--- START DATASET EXCERPTS ---

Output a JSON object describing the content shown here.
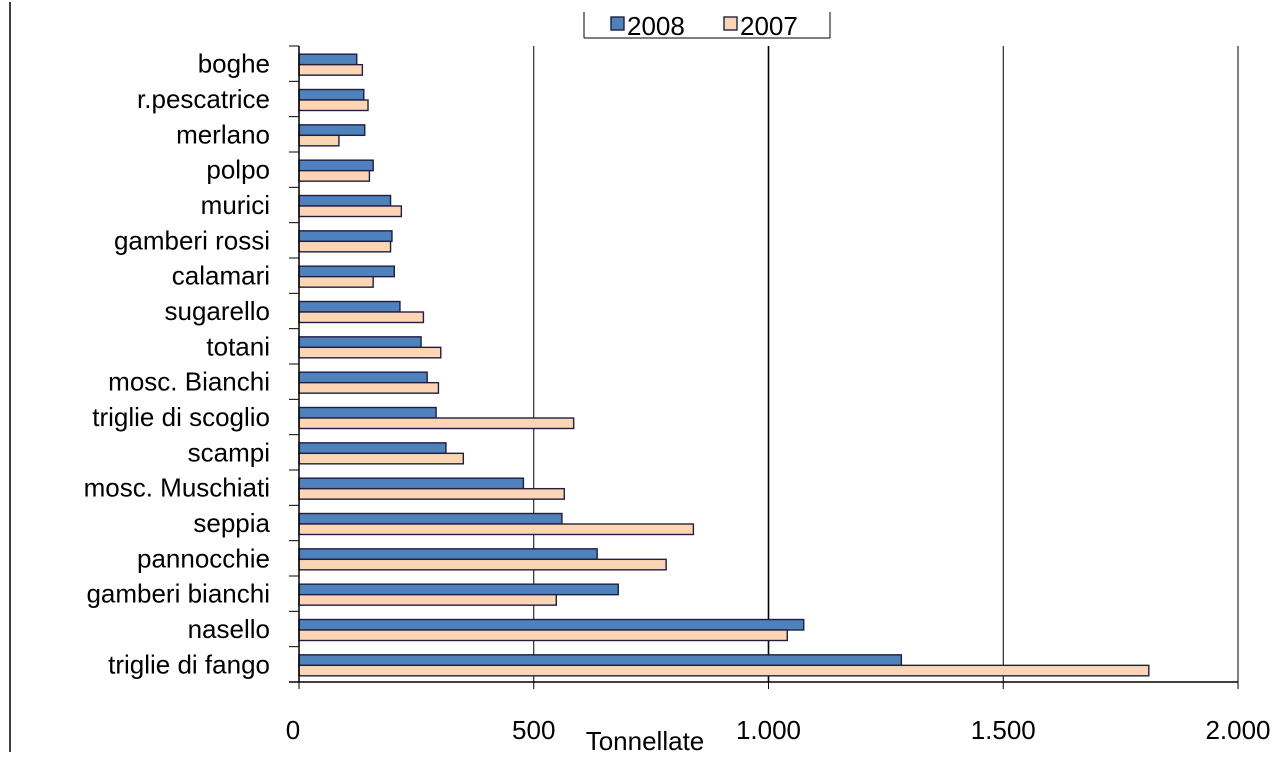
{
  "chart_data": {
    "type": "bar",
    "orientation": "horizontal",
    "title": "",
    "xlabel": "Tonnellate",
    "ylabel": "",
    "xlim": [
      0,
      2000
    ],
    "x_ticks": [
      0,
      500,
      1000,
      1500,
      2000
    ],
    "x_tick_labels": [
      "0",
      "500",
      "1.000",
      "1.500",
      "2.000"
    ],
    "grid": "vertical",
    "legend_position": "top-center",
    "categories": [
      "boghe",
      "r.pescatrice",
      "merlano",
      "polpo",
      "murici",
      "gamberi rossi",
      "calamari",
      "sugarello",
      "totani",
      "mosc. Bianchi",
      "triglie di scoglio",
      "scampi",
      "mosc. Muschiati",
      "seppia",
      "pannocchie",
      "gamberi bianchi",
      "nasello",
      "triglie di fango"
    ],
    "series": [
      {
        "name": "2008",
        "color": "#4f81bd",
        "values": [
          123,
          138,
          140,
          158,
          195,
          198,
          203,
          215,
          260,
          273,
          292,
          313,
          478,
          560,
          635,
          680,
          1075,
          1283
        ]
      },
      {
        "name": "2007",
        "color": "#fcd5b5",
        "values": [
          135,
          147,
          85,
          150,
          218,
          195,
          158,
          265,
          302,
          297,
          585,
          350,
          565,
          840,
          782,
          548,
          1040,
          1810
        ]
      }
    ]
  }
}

--- END DATASET EXCERPTS ---
--- START DATASET EXCERPTS ---

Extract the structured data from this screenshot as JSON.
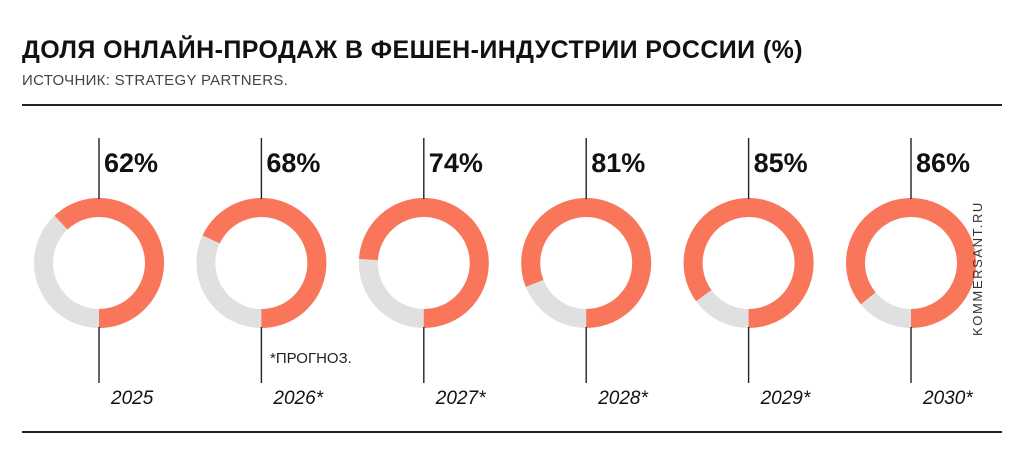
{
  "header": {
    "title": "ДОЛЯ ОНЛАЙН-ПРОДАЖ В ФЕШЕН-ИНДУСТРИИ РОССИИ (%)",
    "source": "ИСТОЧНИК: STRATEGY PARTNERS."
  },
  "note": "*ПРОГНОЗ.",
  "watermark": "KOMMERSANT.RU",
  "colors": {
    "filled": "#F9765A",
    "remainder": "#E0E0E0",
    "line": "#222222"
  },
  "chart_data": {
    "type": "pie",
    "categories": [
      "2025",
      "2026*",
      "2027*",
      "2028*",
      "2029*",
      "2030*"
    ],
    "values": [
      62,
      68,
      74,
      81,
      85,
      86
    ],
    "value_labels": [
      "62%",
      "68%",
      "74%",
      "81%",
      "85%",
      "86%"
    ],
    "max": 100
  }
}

--- END DATASET EXCERPTS ---

From the data above, gather every line that includes the word "JSON".

WRITTEN SOLUTION:
Output a JSON object describing the content shown here.
Extract the structured data from this screenshot as JSON.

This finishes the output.